**Prompt**
Check every line of the material below for the string "this", and return the ones that have it.

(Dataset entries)
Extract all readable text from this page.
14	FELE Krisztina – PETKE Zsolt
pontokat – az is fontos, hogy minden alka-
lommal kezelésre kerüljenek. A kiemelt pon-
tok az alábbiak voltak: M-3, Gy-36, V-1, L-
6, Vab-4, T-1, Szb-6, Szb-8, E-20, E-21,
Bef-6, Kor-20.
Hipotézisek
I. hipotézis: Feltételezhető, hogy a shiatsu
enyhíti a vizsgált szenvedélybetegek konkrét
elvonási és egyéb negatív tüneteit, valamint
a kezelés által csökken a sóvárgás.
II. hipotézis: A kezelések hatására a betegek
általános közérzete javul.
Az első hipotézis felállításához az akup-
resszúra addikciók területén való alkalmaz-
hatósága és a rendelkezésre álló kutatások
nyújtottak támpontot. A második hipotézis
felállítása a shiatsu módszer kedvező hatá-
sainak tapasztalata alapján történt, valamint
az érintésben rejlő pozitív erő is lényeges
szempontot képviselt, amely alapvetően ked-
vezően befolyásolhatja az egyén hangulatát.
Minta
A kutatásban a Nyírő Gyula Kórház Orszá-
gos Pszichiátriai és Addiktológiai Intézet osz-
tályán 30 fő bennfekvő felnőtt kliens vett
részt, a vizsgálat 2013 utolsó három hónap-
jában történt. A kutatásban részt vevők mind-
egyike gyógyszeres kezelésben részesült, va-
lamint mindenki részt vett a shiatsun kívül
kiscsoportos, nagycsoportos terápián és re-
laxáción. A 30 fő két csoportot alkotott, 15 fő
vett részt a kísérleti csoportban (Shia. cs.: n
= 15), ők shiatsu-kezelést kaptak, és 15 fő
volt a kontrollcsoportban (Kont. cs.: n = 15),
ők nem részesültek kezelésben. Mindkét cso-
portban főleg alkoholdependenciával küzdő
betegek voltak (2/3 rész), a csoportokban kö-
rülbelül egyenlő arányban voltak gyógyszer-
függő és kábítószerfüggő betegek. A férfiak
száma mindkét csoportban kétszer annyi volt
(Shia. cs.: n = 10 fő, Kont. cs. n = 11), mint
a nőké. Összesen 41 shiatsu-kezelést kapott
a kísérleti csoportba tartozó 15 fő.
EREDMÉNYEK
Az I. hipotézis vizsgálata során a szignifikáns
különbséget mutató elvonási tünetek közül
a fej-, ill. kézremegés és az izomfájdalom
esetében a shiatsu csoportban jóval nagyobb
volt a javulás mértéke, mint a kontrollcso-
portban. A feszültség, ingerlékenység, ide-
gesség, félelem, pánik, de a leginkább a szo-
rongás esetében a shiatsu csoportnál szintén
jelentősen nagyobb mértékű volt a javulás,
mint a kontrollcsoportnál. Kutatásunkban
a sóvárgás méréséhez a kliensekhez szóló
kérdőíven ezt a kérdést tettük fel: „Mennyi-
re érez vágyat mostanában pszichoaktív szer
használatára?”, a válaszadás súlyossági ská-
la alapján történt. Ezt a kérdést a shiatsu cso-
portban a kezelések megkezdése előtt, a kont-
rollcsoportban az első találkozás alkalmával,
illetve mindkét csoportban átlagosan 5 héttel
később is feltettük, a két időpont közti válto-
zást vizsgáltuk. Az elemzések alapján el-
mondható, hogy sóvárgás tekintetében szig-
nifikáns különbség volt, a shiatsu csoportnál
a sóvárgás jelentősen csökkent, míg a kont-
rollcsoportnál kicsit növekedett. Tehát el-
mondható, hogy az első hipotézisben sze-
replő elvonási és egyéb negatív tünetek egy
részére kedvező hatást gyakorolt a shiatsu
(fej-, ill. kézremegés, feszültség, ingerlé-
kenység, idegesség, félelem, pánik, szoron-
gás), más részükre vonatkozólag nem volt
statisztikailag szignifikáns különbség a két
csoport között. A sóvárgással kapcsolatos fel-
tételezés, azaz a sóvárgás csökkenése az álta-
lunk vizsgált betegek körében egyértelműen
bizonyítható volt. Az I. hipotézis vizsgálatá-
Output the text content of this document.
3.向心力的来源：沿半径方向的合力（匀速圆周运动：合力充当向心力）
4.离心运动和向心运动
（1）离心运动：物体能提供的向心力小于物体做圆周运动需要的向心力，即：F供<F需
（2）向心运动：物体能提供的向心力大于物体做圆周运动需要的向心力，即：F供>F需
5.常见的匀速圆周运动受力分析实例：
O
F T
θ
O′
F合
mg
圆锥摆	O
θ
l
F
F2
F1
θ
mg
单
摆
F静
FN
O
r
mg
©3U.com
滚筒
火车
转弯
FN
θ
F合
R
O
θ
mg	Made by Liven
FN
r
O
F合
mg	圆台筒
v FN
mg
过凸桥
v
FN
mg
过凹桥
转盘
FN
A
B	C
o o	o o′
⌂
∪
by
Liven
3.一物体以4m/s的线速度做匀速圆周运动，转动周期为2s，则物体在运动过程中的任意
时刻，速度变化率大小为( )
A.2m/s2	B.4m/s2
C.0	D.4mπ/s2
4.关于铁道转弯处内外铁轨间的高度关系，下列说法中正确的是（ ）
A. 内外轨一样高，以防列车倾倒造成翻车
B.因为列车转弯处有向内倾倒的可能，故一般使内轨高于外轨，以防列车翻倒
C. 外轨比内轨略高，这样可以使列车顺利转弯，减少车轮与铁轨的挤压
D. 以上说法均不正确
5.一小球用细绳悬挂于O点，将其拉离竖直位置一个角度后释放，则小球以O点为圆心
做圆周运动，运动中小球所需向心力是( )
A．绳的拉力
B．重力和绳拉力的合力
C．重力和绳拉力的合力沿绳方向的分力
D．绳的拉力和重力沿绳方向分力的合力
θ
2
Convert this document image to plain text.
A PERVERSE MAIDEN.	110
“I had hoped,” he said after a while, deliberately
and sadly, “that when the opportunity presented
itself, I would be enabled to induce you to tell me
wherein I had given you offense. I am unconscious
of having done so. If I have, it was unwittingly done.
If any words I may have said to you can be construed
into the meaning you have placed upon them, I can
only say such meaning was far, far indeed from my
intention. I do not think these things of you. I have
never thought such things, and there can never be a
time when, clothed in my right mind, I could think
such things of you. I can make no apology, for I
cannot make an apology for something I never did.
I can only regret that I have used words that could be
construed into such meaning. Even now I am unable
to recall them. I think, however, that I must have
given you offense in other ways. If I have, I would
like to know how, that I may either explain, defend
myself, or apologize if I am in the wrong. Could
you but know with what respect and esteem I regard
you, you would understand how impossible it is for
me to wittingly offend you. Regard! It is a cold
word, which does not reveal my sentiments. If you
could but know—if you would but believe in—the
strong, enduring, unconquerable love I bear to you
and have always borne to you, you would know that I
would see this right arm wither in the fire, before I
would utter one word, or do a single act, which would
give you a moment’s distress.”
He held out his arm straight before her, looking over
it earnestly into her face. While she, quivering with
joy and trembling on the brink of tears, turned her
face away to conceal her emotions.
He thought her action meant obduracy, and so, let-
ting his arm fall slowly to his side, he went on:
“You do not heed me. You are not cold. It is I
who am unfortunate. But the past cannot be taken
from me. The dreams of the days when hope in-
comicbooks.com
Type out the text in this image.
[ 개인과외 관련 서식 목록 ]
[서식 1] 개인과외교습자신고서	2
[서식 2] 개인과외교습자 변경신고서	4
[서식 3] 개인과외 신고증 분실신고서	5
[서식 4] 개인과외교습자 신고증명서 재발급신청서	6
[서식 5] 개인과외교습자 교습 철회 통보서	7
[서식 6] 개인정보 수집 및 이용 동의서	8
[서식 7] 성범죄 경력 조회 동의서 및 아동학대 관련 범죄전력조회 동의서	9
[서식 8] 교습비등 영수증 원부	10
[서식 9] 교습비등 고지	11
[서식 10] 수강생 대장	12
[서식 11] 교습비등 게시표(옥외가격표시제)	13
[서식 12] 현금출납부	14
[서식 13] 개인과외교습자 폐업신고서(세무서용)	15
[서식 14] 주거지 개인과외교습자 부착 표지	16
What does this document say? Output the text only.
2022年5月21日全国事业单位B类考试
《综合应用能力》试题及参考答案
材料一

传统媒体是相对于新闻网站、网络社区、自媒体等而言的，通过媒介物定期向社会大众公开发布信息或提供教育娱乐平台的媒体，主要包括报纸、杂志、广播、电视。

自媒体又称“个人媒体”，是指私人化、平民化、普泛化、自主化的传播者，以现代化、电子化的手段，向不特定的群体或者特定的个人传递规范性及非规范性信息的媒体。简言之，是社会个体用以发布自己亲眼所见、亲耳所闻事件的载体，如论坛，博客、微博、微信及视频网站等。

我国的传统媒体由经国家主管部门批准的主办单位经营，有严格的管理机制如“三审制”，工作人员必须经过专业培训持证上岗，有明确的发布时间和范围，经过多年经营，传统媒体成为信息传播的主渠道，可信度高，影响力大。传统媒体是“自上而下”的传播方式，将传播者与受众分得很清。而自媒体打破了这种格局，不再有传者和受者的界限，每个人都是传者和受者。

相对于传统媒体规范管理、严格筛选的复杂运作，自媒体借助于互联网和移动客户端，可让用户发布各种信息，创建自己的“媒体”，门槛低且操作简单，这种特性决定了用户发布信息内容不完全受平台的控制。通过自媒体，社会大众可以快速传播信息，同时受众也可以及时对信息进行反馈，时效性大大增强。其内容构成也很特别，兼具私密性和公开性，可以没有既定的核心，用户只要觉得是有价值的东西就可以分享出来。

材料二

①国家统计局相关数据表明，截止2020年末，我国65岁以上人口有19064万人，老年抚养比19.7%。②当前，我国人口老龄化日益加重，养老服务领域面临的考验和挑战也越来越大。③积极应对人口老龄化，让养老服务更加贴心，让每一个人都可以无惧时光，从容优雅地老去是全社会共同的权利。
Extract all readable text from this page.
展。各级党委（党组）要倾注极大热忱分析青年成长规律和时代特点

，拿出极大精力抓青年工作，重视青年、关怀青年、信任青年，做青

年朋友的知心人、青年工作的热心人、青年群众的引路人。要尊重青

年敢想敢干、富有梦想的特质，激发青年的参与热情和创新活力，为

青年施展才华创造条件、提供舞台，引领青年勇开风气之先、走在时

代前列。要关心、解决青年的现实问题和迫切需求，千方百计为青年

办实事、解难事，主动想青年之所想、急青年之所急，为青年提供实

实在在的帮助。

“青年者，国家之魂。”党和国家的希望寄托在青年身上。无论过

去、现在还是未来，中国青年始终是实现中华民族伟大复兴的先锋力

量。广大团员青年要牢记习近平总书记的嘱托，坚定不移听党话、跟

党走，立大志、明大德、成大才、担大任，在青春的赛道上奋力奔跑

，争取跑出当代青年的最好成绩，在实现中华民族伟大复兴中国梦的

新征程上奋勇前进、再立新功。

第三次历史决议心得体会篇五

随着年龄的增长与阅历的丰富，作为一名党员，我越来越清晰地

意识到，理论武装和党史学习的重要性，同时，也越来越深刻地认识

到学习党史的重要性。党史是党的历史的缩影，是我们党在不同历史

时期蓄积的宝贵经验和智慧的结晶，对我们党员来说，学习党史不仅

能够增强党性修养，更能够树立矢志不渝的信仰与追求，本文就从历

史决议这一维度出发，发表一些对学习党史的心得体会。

**The output**
Extract all readable text from this page.
Output the text content of this document.
Convert this document image to plain text.
would see this right arm wither in the fire, before I
Type out the text in this image.
What does this document say? Output the text only.
Extract all readable text from this page.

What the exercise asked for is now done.